# Given entries
• • •

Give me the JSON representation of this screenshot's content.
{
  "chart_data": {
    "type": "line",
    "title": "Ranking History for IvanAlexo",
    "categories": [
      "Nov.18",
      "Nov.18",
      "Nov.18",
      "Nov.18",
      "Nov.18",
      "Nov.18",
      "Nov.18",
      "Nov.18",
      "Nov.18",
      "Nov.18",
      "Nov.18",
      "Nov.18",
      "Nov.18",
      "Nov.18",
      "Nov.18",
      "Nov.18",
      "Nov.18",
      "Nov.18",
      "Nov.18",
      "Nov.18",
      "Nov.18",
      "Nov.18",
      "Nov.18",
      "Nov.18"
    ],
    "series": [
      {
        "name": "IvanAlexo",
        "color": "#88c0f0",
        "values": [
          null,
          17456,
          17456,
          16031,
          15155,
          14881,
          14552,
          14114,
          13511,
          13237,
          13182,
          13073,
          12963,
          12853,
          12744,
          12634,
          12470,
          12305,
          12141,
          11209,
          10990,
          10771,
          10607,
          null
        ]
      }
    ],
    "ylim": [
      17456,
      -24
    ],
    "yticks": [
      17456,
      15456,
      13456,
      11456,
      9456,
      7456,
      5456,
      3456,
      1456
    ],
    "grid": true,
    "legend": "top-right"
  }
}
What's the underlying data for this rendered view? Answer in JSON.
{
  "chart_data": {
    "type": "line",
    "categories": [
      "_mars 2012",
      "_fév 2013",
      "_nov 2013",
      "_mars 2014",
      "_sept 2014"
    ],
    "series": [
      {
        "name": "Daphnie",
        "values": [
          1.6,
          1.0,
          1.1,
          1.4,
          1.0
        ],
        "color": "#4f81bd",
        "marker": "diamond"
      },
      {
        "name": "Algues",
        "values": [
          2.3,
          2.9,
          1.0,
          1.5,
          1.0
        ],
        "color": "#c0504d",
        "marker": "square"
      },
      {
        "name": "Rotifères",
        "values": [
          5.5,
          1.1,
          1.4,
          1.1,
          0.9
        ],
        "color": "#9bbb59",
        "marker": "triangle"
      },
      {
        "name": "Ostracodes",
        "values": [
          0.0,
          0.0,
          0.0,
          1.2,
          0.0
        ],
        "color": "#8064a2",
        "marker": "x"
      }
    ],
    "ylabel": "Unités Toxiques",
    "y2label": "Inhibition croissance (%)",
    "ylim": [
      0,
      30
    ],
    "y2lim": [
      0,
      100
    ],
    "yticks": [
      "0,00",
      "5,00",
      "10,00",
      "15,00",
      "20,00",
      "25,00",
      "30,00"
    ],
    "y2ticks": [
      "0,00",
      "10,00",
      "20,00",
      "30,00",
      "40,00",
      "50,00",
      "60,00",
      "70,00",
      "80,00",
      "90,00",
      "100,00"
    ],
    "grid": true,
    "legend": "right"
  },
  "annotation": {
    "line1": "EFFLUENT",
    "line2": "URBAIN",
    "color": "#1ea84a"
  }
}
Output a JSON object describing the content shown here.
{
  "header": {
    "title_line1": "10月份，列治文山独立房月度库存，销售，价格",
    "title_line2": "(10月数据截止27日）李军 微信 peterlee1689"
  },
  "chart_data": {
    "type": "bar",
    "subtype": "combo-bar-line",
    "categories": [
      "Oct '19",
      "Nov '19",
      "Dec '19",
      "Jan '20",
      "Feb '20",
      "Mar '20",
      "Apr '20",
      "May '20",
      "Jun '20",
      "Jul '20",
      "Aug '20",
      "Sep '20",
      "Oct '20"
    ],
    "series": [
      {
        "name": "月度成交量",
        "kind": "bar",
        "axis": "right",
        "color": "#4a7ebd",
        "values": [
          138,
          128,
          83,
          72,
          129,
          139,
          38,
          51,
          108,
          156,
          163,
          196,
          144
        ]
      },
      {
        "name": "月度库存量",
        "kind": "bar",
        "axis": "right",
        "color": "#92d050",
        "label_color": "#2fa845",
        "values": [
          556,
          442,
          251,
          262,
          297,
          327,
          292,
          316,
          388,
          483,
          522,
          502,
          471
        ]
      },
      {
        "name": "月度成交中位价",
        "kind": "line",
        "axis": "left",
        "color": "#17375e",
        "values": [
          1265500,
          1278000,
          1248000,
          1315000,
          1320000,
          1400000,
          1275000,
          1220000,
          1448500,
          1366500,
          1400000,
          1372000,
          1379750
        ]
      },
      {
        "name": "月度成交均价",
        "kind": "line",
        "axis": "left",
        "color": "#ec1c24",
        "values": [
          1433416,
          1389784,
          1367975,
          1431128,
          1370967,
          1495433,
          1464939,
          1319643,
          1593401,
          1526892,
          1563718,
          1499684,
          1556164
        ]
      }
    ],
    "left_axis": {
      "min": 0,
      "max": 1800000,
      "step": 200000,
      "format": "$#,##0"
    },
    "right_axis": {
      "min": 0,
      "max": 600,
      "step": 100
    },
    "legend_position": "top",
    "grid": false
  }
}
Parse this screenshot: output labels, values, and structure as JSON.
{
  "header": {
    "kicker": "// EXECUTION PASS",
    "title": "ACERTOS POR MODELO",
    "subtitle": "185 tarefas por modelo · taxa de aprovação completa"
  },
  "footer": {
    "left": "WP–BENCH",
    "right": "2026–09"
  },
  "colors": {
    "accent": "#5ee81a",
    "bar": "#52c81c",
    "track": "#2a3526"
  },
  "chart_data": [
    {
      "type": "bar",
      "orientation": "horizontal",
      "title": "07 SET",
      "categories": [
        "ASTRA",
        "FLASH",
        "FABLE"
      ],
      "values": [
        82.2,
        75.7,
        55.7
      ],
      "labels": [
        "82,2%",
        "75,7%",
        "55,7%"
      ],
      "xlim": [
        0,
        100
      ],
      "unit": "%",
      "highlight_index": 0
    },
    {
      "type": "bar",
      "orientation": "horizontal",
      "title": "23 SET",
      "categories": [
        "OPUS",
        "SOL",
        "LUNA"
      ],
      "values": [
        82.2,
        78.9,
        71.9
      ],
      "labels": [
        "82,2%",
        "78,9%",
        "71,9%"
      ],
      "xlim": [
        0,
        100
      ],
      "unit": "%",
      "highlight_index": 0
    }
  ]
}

• • •

# Required work
Retype the entries exactly, including every line.

# Correct result
Give me the JSON representation of this screenshot's content.
{
  "chart_data": {
    "type": "line",
    "title": "Ranking History for IvanAlexo",
    "categories": [
      "Nov.18",
      "Nov.18",
      "Nov.18",
      "Nov.18",
      "Nov.18",
      "Nov.18",
      "Nov.18",
      "Nov.18",
      "Nov.18",
      "Nov.18",
      "Nov.18",
      "Nov.18",
      "Nov.18",
      "Nov.18",
      "Nov.18",
      "Nov.18",
      "Nov.18",
      "Nov.18",
      "Nov.18",
      "Nov.18",
      "Nov.18",
      "Nov.18",
      "Nov.18",
      "Nov.18"
    ],
    "series": [
      {
        "name": "IvanAlexo",
        "color": "#88c0f0",
        "values": [
          null,
          17456,
          17456,
          16031,
          15155,
          14881,
          14552,
          14114,
          13511,
          13237,
          13182,
          13073,
          12963,
          12853,
          12744,
          12634,
          12470,
          12305,
          12141,
          11209,
          10990,
          10771,
          10607,
          null
        ]
      }
    ],
    "ylim": [
      17456,
      -24
    ],
    "yticks": [
      17456,
      15456,
      13456,
      11456,
      9456,
      7456,
      5456,
      3456,
      1456
    ],
    "grid": true,
    "legend": "top-right"
  }
}
What's the underlying data for this rendered view? Answer in JSON.
{
  "chart_data": {
    "type": "line",
    "categories": [
      "_mars 2012",
      "_fév 2013",
      "_nov 2013",
      "_mars 2014",
      "_sept 2014"
    ],
    "series": [
      {
        "name": "Daphnie",
        "values": [
          1.6,
          1.0,
          1.1,
          1.4,
          1.0
        ],
        "color": "#4f81bd",
        "marker": "diamond"
      },
      {
        "name": "Algues",
        "values": [
          2.3,
          2.9,
          1.0,
          1.5,
          1.0
        ],
        "color": "#c0504d",
        "marker": "square"
      },
      {
        "name": "Rotifères",
        "values": [
          5.5,
          1.1,
          1.4,
          1.1,
          0.9
        ],
        "color": "#9bbb59",
        "marker": "triangle"
      },
      {
        "name": "Ostracodes",
        "values": [
          0.0,
          0.0,
          0.0,
          1.2,
          0.0
        ],
        "color": "#8064a2",
        "marker": "x"
      }
    ],
    "ylabel": "Unités Toxiques",
    "y2label": "Inhibition croissance (%)",
    "ylim": [
      0,
      30
    ],
    "y2lim": [
      0,
      100
    ],
    "yticks": [
      "0,00",
      "5,00",
      "10,00",
      "15,00",
      "20,00",
      "25,00",
      "30,00"
    ],
    "y2ticks": [
      "0,00",
      "10,00",
      "20,00",
      "30,00",
      "40,00",
      "50,00",
      "60,00",
      "70,00",
      "80,00",
      "90,00",
      "100,00"
    ],
    "grid": true,
    "legend": "right"
  },
  "annotation": {
    "line1": "EFFLUENT",
    "line2": "URBAIN",
    "color": "#1ea84a"
  }
}
Output a JSON object describing the content shown here.
{
  "header": {
    "title_line1": "10月份，列治文山独立房月度库存，销售，价格",
    "title_line2": "(10月数据截止27日）李军 微信 peterlee1689"
  },
  "chart_data": {
    "type": "bar",
    "subtype": "combo-bar-line",
    "categories": [
      "Oct '19",
      "Nov '19",
      "Dec '19",
      "Jan '20",
      "Feb '20",
      "Mar '20",
      "Apr '20",
      "May '20",
      "Jun '20",
      "Jul '20",
      "Aug '20",
      "Sep '20",
      "Oct '20"
    ],
    "series": [
      {
        "name": "月度成交量",
        "kind": "bar",
        "axis": "right",
        "color": "#4a7ebd",
        "values": [
          138,
          128,
          83,
          72,
          129,
          139,
          38,
          51,
          108,
          156,
          163,
          196,
          144
        ]
      },
      {
        "name": "月度库存量",
        "kind": "bar",
        "axis": "right",
        "color": "#92d050",
        "label_color": "#2fa845",
        "values": [
          556,
          442,
          251,
          262,
          297,
          327,
          292,
          316,
          388,
          483,
          522,
          502,
          471
        ]
      },
      {
        "name": "月度成交中位价",
        "kind": "line",
        "axis": "left",
        "color": "#17375e",
        "values": [
          1265500,
          1278000,
          1248000,
          1315000,
          1320000,
          1400000,
          1275000,
          1220000,
          1448500,
          1366500,
          1400000,
          1372000,
          1379750
        ]
      },
      {
        "name": "月度成交均价",
        "kind": "line",
        "axis": "left",
        "color": "#ec1c24",
        "values": [
          1433416,
          1389784,
          1367975,
          1431128,
          1370967,
          1495433,
          1464939,
          1319643,
          1593401,
          1526892,
          1563718,
          1499684,
          1556164
        ]
      }
    ],
    "left_axis": {
      "min": 0,
      "max": 1800000,
      "step": 200000,
      "format": "$#,##0"
    },
    "right_axis": {
      "min": 0,
      "max": 600,
      "step": 100
    },
    "legend_position": "top",
    "grid": false
  }
}
Parse this screenshot: output labels, values, and structure as JSON.
{
  "header": {
    "kicker": "// EXECUTION PASS",
    "title": "ACERTOS POR MODELO",
    "subtitle": "185 tarefas por modelo · taxa de aprovação completa"
  },
  "footer": {
    "left": "WP–BENCH",
    "right": "2026–09"
  },
  "colors": {
    "accent": "#5ee81a",
    "bar": "#52c81c",
    "track": "#2a3526"
  },
  "chart_data": [
    {
      "type": "bar",
      "orientation": "horizontal",
      "title": "07 SET",
      "categories": [
        "ASTRA",
        "FLASH",
        "FABLE"
      ],
      "values": [
        82.2,
        75.7,
        55.7
      ],
      "labels": [
        "82,2%",
        "75,7%",
        "55,7%"
      ],
      "xlim": [
        0,
        100
      ],
      "unit": "%",
      "highlight_index": 0
    },
    {
      "type": "bar",
      "orientation": "horizontal",
      "title": "23 SET",
      "categories": [
        "OPUS",
        "SOL",
        "LUNA"
      ],
      "values": [
        82.2,
        78.9,
        71.9
      ],
      "labels": [
        "82,2%",
        "78,9%",
        "71,9%"
      ],
      "xlim": [
        0,
        100
      ],
      "unit": "%",
      "highlight_index": 0
    }
  ]
}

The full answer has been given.